WHAT THE EXERCISE ASKS: Return each line of the material verbatim.

DATA EXCERPTS:
——————
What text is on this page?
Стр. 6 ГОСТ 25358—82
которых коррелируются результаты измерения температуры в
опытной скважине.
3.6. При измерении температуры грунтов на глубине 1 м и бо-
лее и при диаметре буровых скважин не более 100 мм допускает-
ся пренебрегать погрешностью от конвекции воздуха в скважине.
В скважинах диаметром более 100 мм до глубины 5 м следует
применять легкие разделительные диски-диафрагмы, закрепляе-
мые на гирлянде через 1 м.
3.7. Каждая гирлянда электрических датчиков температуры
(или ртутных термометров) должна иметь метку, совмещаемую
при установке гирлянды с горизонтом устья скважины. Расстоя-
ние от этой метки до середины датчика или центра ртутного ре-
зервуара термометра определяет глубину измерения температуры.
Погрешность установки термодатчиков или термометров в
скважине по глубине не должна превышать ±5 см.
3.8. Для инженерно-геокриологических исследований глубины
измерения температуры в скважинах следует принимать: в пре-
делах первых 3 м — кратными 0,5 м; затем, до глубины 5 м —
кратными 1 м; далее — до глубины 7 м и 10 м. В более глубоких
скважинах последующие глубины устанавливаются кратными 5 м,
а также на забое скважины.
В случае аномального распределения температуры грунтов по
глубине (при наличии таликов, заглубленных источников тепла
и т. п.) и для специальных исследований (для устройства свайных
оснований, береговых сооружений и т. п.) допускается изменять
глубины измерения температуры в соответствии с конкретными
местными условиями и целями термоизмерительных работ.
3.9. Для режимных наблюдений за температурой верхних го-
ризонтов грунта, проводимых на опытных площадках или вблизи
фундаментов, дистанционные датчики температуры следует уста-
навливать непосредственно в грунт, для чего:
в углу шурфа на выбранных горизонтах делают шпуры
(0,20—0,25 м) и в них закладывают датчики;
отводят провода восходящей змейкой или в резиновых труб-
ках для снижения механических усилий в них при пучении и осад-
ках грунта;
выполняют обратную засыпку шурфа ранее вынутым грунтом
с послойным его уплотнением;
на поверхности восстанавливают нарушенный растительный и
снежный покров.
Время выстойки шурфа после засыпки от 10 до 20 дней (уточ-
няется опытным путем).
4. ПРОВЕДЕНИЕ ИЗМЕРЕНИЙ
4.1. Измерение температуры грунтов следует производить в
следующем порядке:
——————
COMPLETE RESPONSE:
What text is on this page?
Стр. 6 ГОСТ 25358—82
которых коррелируются результаты измерения температуры в
опытной скважине.
3.6. При измерении температуры грунтов на глубине 1 м и бо-
лее и при диаметре буровых скважин не более 100 мм допускает-
ся пренебрегать погрешностью от конвекции воздуха в скважине.
В скважинах диаметром более 100 мм до глубины 5 м следует
применять легкие разделительные диски-диафрагмы, закрепляе-
мые на гирлянде через 1 м.
3.7. Каждая гирлянда электрических датчиков температуры
(или ртутных термометров) должна иметь метку, совмещаемую
при установке гирлянды с горизонтом устья скважины. Расстоя-
ние от этой метки до середины датчика или центра ртутного ре-
зервуара термометра определяет глубину измерения температуры.
Погрешность установки термодатчиков или термометров в
скважине по глубине не должна превышать ±5 см.
3.8. Для инженерно-геокриологических исследований глубины
измерения температуры в скважинах следует принимать: в пре-
делах первых 3 м — кратными 0,5 м; затем, до глубины 5 м —
кратными 1 м; далее — до глубины 7 м и 10 м. В более глубоких
скважинах последующие глубины устанавливаются кратными 5 м,
а также на забое скважины.
В случае аномального распределения температуры грунтов по
глубине (при наличии таликов, заглубленных источников тепла
и т. п.) и для специальных исследований (для устройства свайных
оснований, береговых сооружений и т. п.) допускается изменять
глубины измерения температуры в соответствии с конкретными
местными условиями и целями термоизмерительных работ.
3.9. Для режимных наблюдений за температурой верхних го-
ризонтов грунта, проводимых на опытных площадках или вблизи
фундаментов, дистанционные датчики температуры следует уста-
навливать непосредственно в грунт, для чего:
в углу шурфа на выбранных горизонтах делают шпуры
(0,20—0,25 м) и в них закладывают датчики;
отводят провода восходящей змейкой или в резиновых труб-
ках для снижения механических усилий в них при пучении и осад-
ках грунта;
выполняют обратную засыпку шурфа ранее вынутым грунтом
с послойным его уплотнением;
на поверхности восстанавливают нарушенный растительный и
снежный покров.
Время выстойки шурфа после засыпки от 10 до 20 дней (уточ-
няется опытным путем).
4. ПРОВЕДЕНИЕ ИЗМЕРЕНИЙ
4.1. Измерение температуры грунтов следует производить в
следующем порядке:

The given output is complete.